Repeat every line exactly, keeping the pictures out of the copy.

(Chart and figure data)
◇ ◇ ◇

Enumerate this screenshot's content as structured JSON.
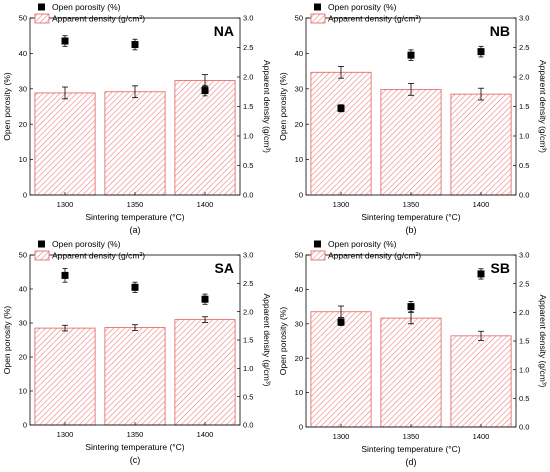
{
  "figure": {
    "legend_entries": [
      "Open porosity (%)",
      "Apparent density (g/cm³)"
    ],
    "colors": {
      "bar_hatch": "#f08080",
      "bar_border": "#e06060",
      "marker": "#000000",
      "axis": "#000000"
    }
  },
  "chart_data": [
    {
      "type": "bar",
      "panel_label": "NA",
      "caption": "(a)",
      "categories": [
        "1300",
        "1350",
        "1400"
      ],
      "xlabel": "Sintering temperature (°C)",
      "ylabel_left": "Open porosity (%)",
      "ylabel_right": "Apparent density (g/cm³)",
      "ylim_left": [
        0,
        50
      ],
      "ylim_right": [
        0,
        3.0
      ],
      "yticks_left": [
        0,
        10,
        20,
        30,
        40,
        50
      ],
      "yticks_right": [
        "0.0",
        "0.5",
        "1.0",
        "1.5",
        "2.0",
        "2.5",
        "3.0"
      ],
      "series": [
        {
          "name": "Apparent density (g/cm³)",
          "axis": "right",
          "kind": "bar",
          "values": [
            1.73,
            1.75,
            1.94
          ],
          "errors": [
            0.1,
            0.1,
            0.1
          ]
        },
        {
          "name": "Open porosity (%)",
          "axis": "left",
          "kind": "scatter",
          "values": [
            43.5,
            42.5,
            29.5
          ],
          "errors": [
            1.5,
            1.5,
            1.5
          ]
        }
      ],
      "legend_placement": "top-left"
    },
    {
      "type": "bar",
      "panel_label": "NB",
      "caption": "(b)",
      "categories": [
        "1300",
        "1350",
        "1400"
      ],
      "xlabel": "Sintering temperature (°C)",
      "ylabel_left": "Open porosity (%)",
      "ylabel_right": "Apparent density (g/cm³)",
      "ylim_left": [
        0,
        50
      ],
      "ylim_right": [
        0,
        3.0
      ],
      "yticks_left": [
        0,
        10,
        20,
        30,
        40,
        50
      ],
      "yticks_right": [
        "0.0",
        "0.5",
        "1.0",
        "1.5",
        "2.0",
        "2.5",
        "3.0"
      ],
      "series": [
        {
          "name": "Apparent density (g/cm³)",
          "axis": "right",
          "kind": "bar",
          "values": [
            2.08,
            1.79,
            1.71
          ],
          "errors": [
            0.1,
            0.1,
            0.1
          ]
        },
        {
          "name": "Open porosity (%)",
          "axis": "left",
          "kind": "scatter",
          "values": [
            24.5,
            39.5,
            40.5
          ],
          "errors": [
            1.0,
            1.5,
            1.5
          ]
        }
      ],
      "legend_placement": "top-left"
    },
    {
      "type": "bar",
      "panel_label": "SA",
      "caption": "(c)",
      "categories": [
        "1300",
        "1350",
        "1400"
      ],
      "xlabel": "Sintering temperature (°C)",
      "ylabel_left": "Open porosity (%)",
      "ylabel_right": "Apparent density (g/cm³)",
      "ylim_left": [
        0,
        50
      ],
      "ylim_right": [
        0,
        3.0
      ],
      "yticks_left": [
        0,
        10,
        20,
        30,
        40,
        50
      ],
      "yticks_right": [
        "0.0",
        "0.5",
        "1.0",
        "1.5",
        "2.0",
        "2.5",
        "3.0"
      ],
      "series": [
        {
          "name": "Apparent density (g/cm³)",
          "axis": "right",
          "kind": "bar",
          "values": [
            1.71,
            1.72,
            1.86
          ],
          "errors": [
            0.05,
            0.05,
            0.05
          ]
        },
        {
          "name": "Open porosity (%)",
          "axis": "left",
          "kind": "scatter",
          "values": [
            44.0,
            40.5,
            37.0
          ],
          "errors": [
            2.0,
            1.5,
            1.5
          ]
        }
      ],
      "legend_placement": "top-left"
    },
    {
      "type": "bar",
      "panel_label": "SB",
      "caption": "(d)",
      "categories": [
        "1300",
        "1350",
        "1400"
      ],
      "xlabel": "Sintering temperature (°C)",
      "ylabel_left": "Open porosity (%)",
      "ylabel_right": "Apparent density (g/cm³)",
      "ylim_left": [
        0,
        50
      ],
      "ylim_right": [
        0,
        3.0
      ],
      "yticks_left": [
        0,
        10,
        20,
        30,
        40,
        50
      ],
      "yticks_right": [
        "0.0",
        "0.5",
        "1.0",
        "1.5",
        "2.0",
        "2.5",
        "3.0"
      ],
      "series": [
        {
          "name": "Apparent density (g/cm³)",
          "axis": "right",
          "kind": "bar",
          "values": [
            2.01,
            1.9,
            1.59
          ],
          "errors": [
            0.1,
            0.1,
            0.08
          ]
        },
        {
          "name": "Open porosity (%)",
          "axis": "left",
          "kind": "scatter",
          "values": [
            30.5,
            35.0,
            44.5
          ],
          "errors": [
            1.0,
            1.5,
            1.5
          ]
        }
      ],
      "legend_placement": "top-left"
    }
  ]
}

◇ ◇ ◇

Result for this task:
Enumerate this screenshot's content as structured JSON.
{
  "figure": {
    "legend_entries": [
      "Open porosity (%)",
      "Apparent density (g/cm³)"
    ],
    "colors": {
      "bar_hatch": "#f08080",
      "bar_border": "#e06060",
      "marker": "#000000",
      "axis": "#000000"
    }
  },
  "chart_data": [
    {
      "type": "bar",
      "panel_label": "NA",
      "caption": "(a)",
      "categories": [
        "1300",
        "1350",
        "1400"
      ],
      "xlabel": "Sintering temperature (°C)",
      "ylabel_left": "Open porosity (%)",
      "ylabel_right": "Apparent density (g/cm³)",
      "ylim_left": [
        0,
        50
      ],
      "ylim_right": [
        0,
        3.0
      ],
      "yticks_left": [
        0,
        10,
        20,
        30,
        40,
        50
      ],
      "yticks_right": [
        "0.0",
        "0.5",
        "1.0",
        "1.5",
        "2.0",
        "2.5",
        "3.0"
      ],
      "series": [
        {
          "name": "Apparent density (g/cm³)",
          "axis": "right",
          "kind": "bar",
          "values": [
            1.73,
            1.75,
            1.94
          ],
          "errors": [
            0.1,
            0.1,
            0.1
          ]
        },
        {
          "name": "Open porosity (%)",
          "axis": "left",
          "kind": "scatter",
          "values": [
            43.5,
            42.5,
            29.5
          ],
          "errors": [
            1.5,
            1.5,
            1.5
          ]
        }
      ],
      "legend_placement": "top-left"
    },
    {
      "type": "bar",
      "panel_label": "NB",
      "caption": "(b)",
      "categories": [
        "1300",
        "1350",
        "1400"
      ],
      "xlabel": "Sintering temperature (°C)",
      "ylabel_left": "Open porosity (%)",
      "ylabel_right": "Apparent density (g/cm³)",
      "ylim_left": [
        0,
        50
      ],
      "ylim_right": [
        0,
        3.0
      ],
      "yticks_left": [
        0,
        10,
        20,
        30,
        40,
        50
      ],
      "yticks_right": [
        "0.0",
        "0.5",
        "1.0",
        "1.5",
        "2.0",
        "2.5",
        "3.0"
      ],
      "series": [
        {
          "name": "Apparent density (g/cm³)",
          "axis": "right",
          "kind": "bar",
          "values": [
            2.08,
            1.79,
            1.71
          ],
          "errors": [
            0.1,
            0.1,
            0.1
          ]
        },
        {
          "name": "Open porosity (%)",
          "axis": "left",
          "kind": "scatter",
          "values": [
            24.5,
            39.5,
            40.5
          ],
          "errors": [
            1.0,
            1.5,
            1.5
          ]
        }
      ],
      "legend_placement": "top-left"
    },
    {
      "type": "bar",
      "panel_label": "SA",
      "caption": "(c)",
      "categories": [
        "1300",
        "1350",
        "1400"
      ],
      "xlabel": "Sintering temperature (°C)",
      "ylabel_left": "Open porosity (%)",
      "ylabel_right": "Apparent density (g/cm³)",
      "ylim_left": [
        0,
        50
      ],
      "ylim_right": [
        0,
        3.0
      ],
      "yticks_left": [
        0,
        10,
        20,
        30,
        40,
        50
      ],
      "yticks_right": [
        "0.0",
        "0.5",
        "1.0",
        "1.5",
        "2.0",
        "2.5",
        "3.0"
      ],
      "series": [
        {
          "name": "Apparent density (g/cm³)",
          "axis": "right",
          "kind": "bar",
          "values": [
            1.71,
            1.72,
            1.86
          ],
          "errors": [
            0.05,
            0.05,
            0.05
          ]
        },
        {
          "name": "Open porosity (%)",
          "axis": "left",
          "kind": "scatter",
          "values": [
            44.0,
            40.5,
            37.0
          ],
          "errors": [
            2.0,
            1.5,
            1.5
          ]
        }
      ],
      "legend_placement": "top-left"
    },
    {
      "type": "bar",
      "panel_label": "SB",
      "caption": "(d)",
      "categories": [
        "1300",
        "1350",
        "1400"
      ],
      "xlabel": "Sintering temperature (°C)",
      "ylabel_left": "Open porosity (%)",
      "ylabel_right": "Apparent density (g/cm³)",
      "ylim_left": [
        0,
        50
      ],
      "ylim_right": [
        0,
        3.0
      ],
      "yticks_left": [
        0,
        10,
        20,
        30,
        40,
        50
      ],
      "yticks_right": [
        "0.0",
        "0.5",
        "1.0",
        "1.5",
        "2.0",
        "2.5",
        "3.0"
      ],
      "series": [
        {
          "name": "Apparent density (g/cm³)",
          "axis": "right",
          "kind": "bar",
          "values": [
            2.01,
            1.9,
            1.59
          ],
          "errors": [
            0.1,
            0.1,
            0.08
          ]
        },
        {
          "name": "Open porosity (%)",
          "axis": "left",
          "kind": "scatter",
          "values": [
            30.5,
            35.0,
            44.5
          ],
          "errors": [
            1.0,
            1.5,
            1.5
          ]
        }
      ],
      "legend_placement": "top-left"
    }
  ]
}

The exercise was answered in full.